PROBLEM
Count every line of these entries that holds the word "name", and reply with the number only.

Start of GIVEN ENTRIES

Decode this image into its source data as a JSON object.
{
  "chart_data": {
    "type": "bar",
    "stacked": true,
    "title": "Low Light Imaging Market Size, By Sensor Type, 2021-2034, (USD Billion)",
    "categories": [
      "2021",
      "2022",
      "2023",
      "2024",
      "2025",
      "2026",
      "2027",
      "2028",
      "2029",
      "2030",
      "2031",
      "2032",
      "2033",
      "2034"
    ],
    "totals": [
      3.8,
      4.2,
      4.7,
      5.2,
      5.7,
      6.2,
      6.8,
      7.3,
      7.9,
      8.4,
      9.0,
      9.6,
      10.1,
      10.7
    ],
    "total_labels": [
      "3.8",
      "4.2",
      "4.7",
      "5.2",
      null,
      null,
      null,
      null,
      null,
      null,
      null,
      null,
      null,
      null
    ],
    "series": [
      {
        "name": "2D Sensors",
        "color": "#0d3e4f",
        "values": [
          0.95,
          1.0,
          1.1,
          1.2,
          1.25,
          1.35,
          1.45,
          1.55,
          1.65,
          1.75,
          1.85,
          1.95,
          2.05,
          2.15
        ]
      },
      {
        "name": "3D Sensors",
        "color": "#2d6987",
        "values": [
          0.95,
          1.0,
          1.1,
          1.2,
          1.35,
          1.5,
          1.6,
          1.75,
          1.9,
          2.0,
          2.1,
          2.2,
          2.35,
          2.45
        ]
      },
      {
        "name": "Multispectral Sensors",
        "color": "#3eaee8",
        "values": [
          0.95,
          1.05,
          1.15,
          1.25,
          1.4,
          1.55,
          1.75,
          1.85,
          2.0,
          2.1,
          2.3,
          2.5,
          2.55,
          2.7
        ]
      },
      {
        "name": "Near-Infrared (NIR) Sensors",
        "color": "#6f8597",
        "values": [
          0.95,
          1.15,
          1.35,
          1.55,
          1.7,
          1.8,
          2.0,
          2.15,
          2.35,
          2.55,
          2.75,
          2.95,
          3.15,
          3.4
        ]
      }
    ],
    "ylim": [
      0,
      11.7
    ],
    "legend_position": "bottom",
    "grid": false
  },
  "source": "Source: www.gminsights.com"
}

End of GIVEN ENTRIES

SOLUTION TO THIS TASK
4